* start Data to use *
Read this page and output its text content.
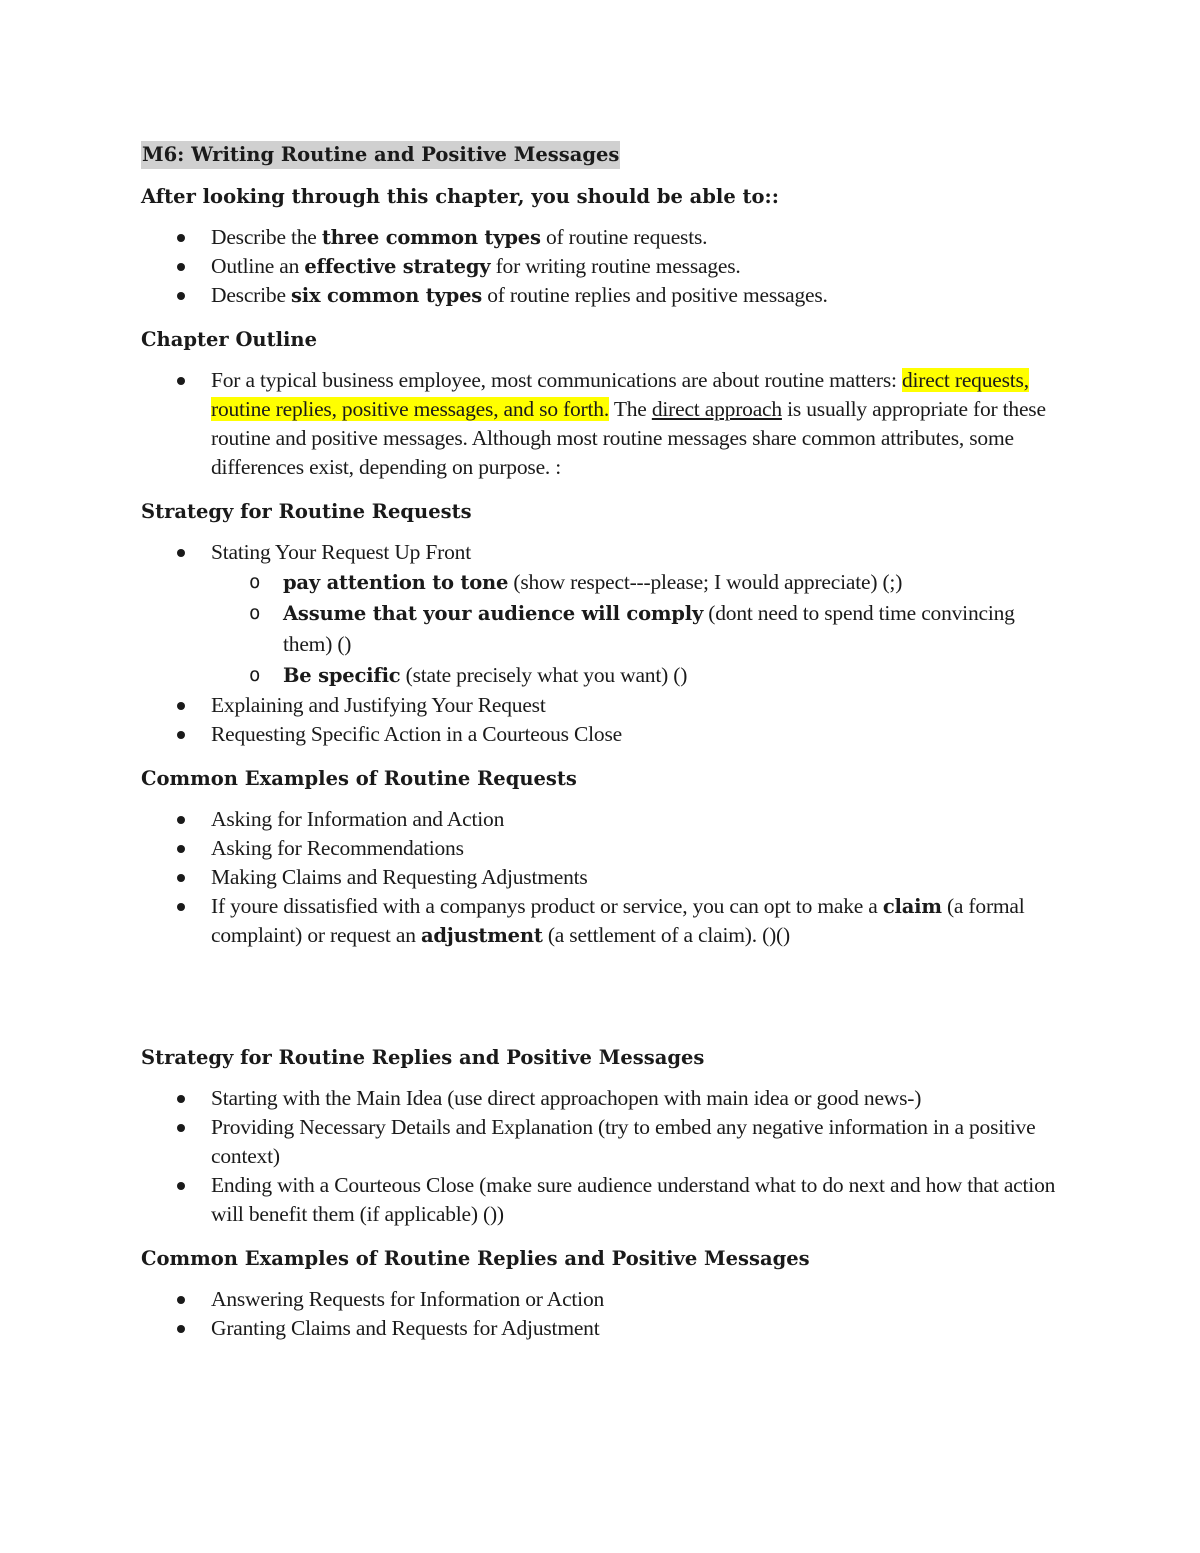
M6: Writing Routine and Positive Messages
After looking through this chapter, you should be able to::
Describe the three common types of routine requests.
Outline an effective strategy for writing routine messages.
Describe six common types of routine replies and positive messages.
Chapter Outline
For a typical business employee, most communications are about routine matters: direct requests, routine replies, positive messages, and so forth. The direct approach is usually appropriate for these routine and positive messages. Although most routine messages share common attributes, some differences exist, depending on purpose. :
Strategy for Routine Requests
Stating Your Request Up Front
o pay attention to tone (show respect---please; I would appreciate) (;)
o Assume that your audience will comply (dont need to spend time convincing them) ()
o Be specific (state precisely what you want) ()
Explaining and Justifying Your Request
Requesting Specific Action in a Courteous Close
Common Examples of Routine Requests
Asking for Information and Action
Asking for Recommendations
Making Claims and Requesting Adjustments
If youre dissatisfied with a companys product or service, you can opt to make a claim (a formal complaint) or request an adjustment (a settlement of a claim). ()()
Strategy for Routine Replies and Positive Messages
Starting with the Main Idea (use direct approachopen with main idea or good news-)
Providing Necessary Details and Explanation (try to embed any negative information in a positive context)
Ending with a Courteous Close (make sure audience understand what to do next and how that action will benefit them (if applicable) ())
Common Examples of Routine Replies and Positive Messages
Answering Requests for Information or Action
Granting Claims and Requests for Adjustment
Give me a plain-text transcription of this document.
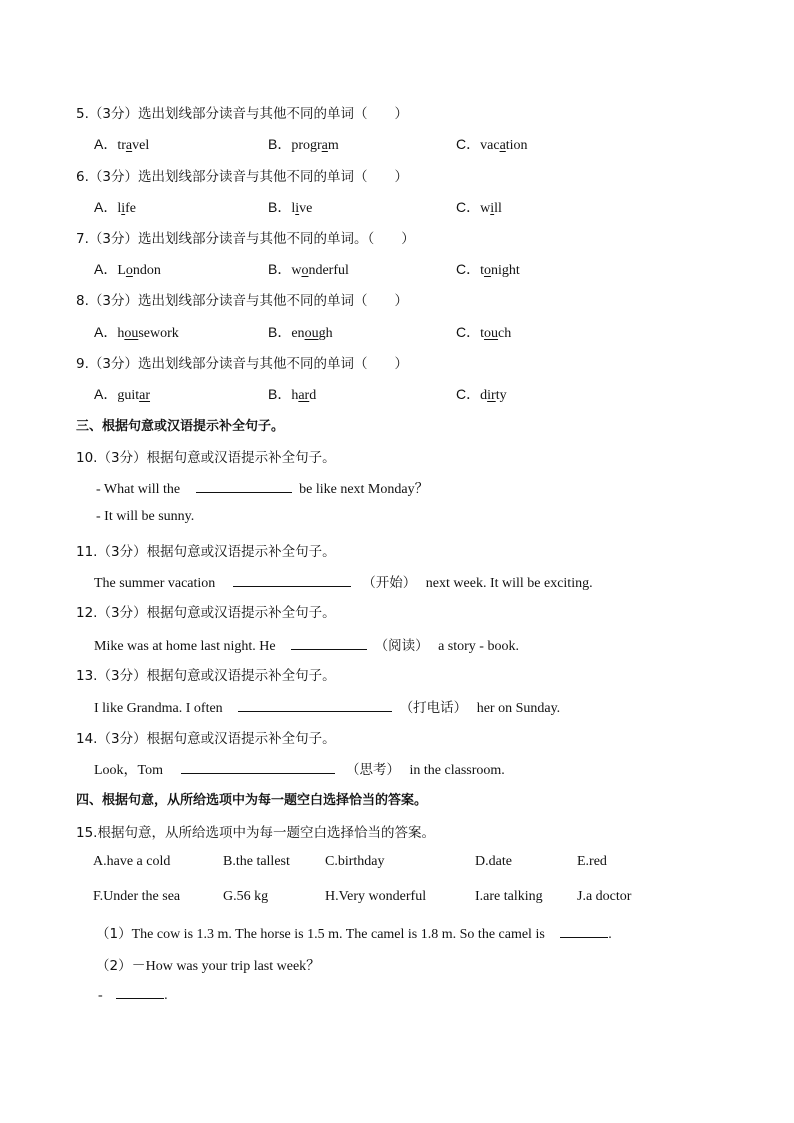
5.（3分）选出划线部分读音与其他不同的单词（　　）
A．travel	B．program	C．vacation
6.（3分）选出划线部分读音与其他不同的单词（　　）
A．life	B．live	C．will
7.（3分）选出划线部分读音与其他不同的单词。（　　）
A．London	B．wonderful	C．tonight
8.（3分）选出划线部分读音与其他不同的单词（　　）
A．housework	B．enough	C．touch
9.（3分）选出划线部分读音与其他不同的单词（　　）
A．guitar	B．hard	C．dirty
三、根据句意或汉语提示补全句子。
10.（3分）根据句意或汉语提示补全句子。
- What will the	be like next Monday？
- It will be sunny.
11.（3分）根据句意或汉语提示补全句子。
The summer vacation	（开始） next week. It will be exciting.
12.（3分）根据句意或汉语提示补全句子。
Mike was at home last night. He	（阅读） a story - book.
13.（3分）根据句意或汉语提示补全句子。
I like Grandma. I often	（打电话） her on Sunday.
14.（3分）根据句意或汉语提示补全句子。
Look，Tom	（思考） in the classroom.
四、根据句意，从所给选项中为每一题空白选择恰当的答案。
15.根据句意，从所给选项中为每一题空白选择恰当的答案。
A.have a cold	B.the tallest	C.birthday	D.date	E.red
F.Under the sea	G.56 kg	H.Very wonderful	I.are talking J.a doctor
（1）The cow is 1.3 m. The horse is 1.5 m. The camel is 1.8 m. So the camel is	.
（2）－How was your trip last week？
-	.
* end Data to use *
- Stated problem
Drop the pictures, then write out only the lines running from the one containing "Give me a plain-text" through the last line above, both included, exactly.

- Task answer
Give me a plain-text transcription of this document.
5.（3分）选出划线部分读音与其他不同的单词（　　）
A．travel	B．program	C．vacation
6.（3分）选出划线部分读音与其他不同的单词（　　）
A．life	B．live	C．will
7.（3分）选出划线部分读音与其他不同的单词。（　　）
A．London	B．wonderful	C．tonight
8.（3分）选出划线部分读音与其他不同的单词（　　）
A．housework	B．enough	C．touch
9.（3分）选出划线部分读音与其他不同的单词（　　）
A．guitar	B．hard	C．dirty
三、根据句意或汉语提示补全句子。
10.（3分）根据句意或汉语提示补全句子。
- What will the	be like next Monday？
- It will be sunny.
11.（3分）根据句意或汉语提示补全句子。
The summer vacation	（开始） next week. It will be exciting.
12.（3分）根据句意或汉语提示补全句子。
Mike was at home last night. He	（阅读） a story - book.
13.（3分）根据句意或汉语提示补全句子。
I like Grandma. I often	（打电话） her on Sunday.
14.（3分）根据句意或汉语提示补全句子。
Look，Tom	（思考） in the classroom.
四、根据句意，从所给选项中为每一题空白选择恰当的答案。
15.根据句意，从所给选项中为每一题空白选择恰当的答案。
A.have a cold	B.the tallest	C.birthday	D.date	E.red
F.Under the sea	G.56 kg	H.Very wonderful	I.are talking J.a doctor
（1）The cow is 1.3 m. The horse is 1.5 m. The camel is 1.8 m. So the camel is	.
（2）－How was your trip last week？
-	.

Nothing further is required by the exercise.